» **本文**
----------

青い夜に種を蒔く手を猿が見る -9ページ目

青い夜に種を蒔く手を猿が見る

日々の生活で思うこと,書きます.
よかったら「最初のご挨拶」をお読みください.
https://ameblo.jp/hbk2021/entry-12635771145.html

 コンピュータエンジニアで20年超の時間を家電製造工場の現場で過ごしてきているが,
そのための学業を社会人になる前(本当はこの言い方はあまり好きじゃない.学生も
社会を構成する立場の一つと思っているので)に積んでいたわけでもない.
 応用化学の分野で薬品の入った試験管を振っていたから,今の生業を直接的には
担保する意図で過ごしたわけでもなかった.

 ただ,いわゆる「エンジニアリング的思考回路」は,たっぷりと研鑽する学生時代だった,
と今から思い返すこともある.
製造業の現場は,業種によって多少の差はあるのだろうけど,日々イレギュラーなことが
発生し,それをどうやって抑え込むのか?という対策も日々で練られて設備なり運用ルールなり
に改善が仕込まれる.

 これは,たとえば

ルールのないところにルールをもちこむ

というメタファでもいいと思う.約束事を生み出して現場に適用することで関係者の
効率やメリットが増進されればいいのだ.通信業界の慣例句でいえば,プロトコルがそれにあたる.

 子供がフリースクールに通うことになって,教育業界がどうなっているか,に
一定の関心を持って情報収集と整理,理論武装の充実化を自分なりのペースで続けているが,

ルールだけが社会の中で長時間存続し,
それが生み出された背景や意図が忘れ去られた状態で後継の関係者に引き継がれて,
ゆがみや不自然な偏りを生み出している

 

という状況も多いのだ,ということをあたらめて思い知る.
 政治の世界で言えば,「憲法第9条」もそんなルールかもしれない.あるいは「日本国憲法」も?


少し話がそれてしまうかもしれないが,「ヨビノリたくみ」という Youtuber の若手なお兄さんがいて,
彼のコンテンツはよく見ている.
自分が彼くらいの年齢だったころに,純粋な学術好奇心として数学の面白さを感じて過ごしていた日々,
それらを思い出す.

----------

(コレクションから取り出した記録)
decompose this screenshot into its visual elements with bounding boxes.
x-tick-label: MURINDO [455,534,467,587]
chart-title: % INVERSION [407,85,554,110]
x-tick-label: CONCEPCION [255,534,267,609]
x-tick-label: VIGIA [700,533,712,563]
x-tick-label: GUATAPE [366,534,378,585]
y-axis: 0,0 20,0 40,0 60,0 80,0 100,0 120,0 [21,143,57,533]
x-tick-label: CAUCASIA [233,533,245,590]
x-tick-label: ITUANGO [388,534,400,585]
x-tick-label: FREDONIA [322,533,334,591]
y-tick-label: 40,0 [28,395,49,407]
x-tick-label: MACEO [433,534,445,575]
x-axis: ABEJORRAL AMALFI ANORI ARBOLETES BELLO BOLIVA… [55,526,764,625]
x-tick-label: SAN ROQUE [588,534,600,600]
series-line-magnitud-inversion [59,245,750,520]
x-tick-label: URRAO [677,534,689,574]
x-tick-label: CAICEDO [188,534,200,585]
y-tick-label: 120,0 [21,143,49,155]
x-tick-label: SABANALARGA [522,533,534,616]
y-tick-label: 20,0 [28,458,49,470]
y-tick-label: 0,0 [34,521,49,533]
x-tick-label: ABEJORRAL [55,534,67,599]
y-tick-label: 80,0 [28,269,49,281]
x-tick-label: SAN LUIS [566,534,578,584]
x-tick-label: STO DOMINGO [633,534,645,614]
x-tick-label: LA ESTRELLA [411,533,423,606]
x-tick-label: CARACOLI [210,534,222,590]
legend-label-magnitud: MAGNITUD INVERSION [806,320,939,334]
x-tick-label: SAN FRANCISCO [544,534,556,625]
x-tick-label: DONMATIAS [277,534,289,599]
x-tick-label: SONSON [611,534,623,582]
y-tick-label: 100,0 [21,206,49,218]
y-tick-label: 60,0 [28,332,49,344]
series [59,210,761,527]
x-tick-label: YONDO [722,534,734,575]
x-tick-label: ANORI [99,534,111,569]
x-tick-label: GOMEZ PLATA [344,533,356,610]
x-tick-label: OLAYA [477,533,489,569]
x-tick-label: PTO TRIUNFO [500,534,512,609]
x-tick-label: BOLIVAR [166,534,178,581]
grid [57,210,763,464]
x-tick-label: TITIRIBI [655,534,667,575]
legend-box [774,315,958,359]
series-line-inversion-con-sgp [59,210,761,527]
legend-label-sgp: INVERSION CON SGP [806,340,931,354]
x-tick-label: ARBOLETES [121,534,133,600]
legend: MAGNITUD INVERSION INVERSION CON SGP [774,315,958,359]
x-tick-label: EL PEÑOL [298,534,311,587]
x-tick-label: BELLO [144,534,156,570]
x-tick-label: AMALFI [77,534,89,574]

----------

» **課題内容**
本文の「日々の生活で思うこと,書きます.」から「担保する意図で過ごしたわけでもなかった.」までを、「試験管」を「フラスコ」に差し替えて書き直してください。 これらの記録は本文とは関係がない。

» **課題の結果**
日々の生活で思うこと,書きます.
よかったら「最初のご挨拶」をお読みください.
https://ameblo.jp/hbk2021/entry-12635771145.html

 コンピュータエンジニアで20年超の時間を家電製造工場の現場で過ごしてきているが,
そのための学業を社会人になる前(本当はこの言い方はあまり好きじゃない.学生も
社会を構成する立場の一つと思っているので)に積んでいたわけでもない.
 応用化学の分野で薬品の入ったフラスコを振っていたから,今の生業を直接的には
担保する意図で過ごしたわけでもなかった.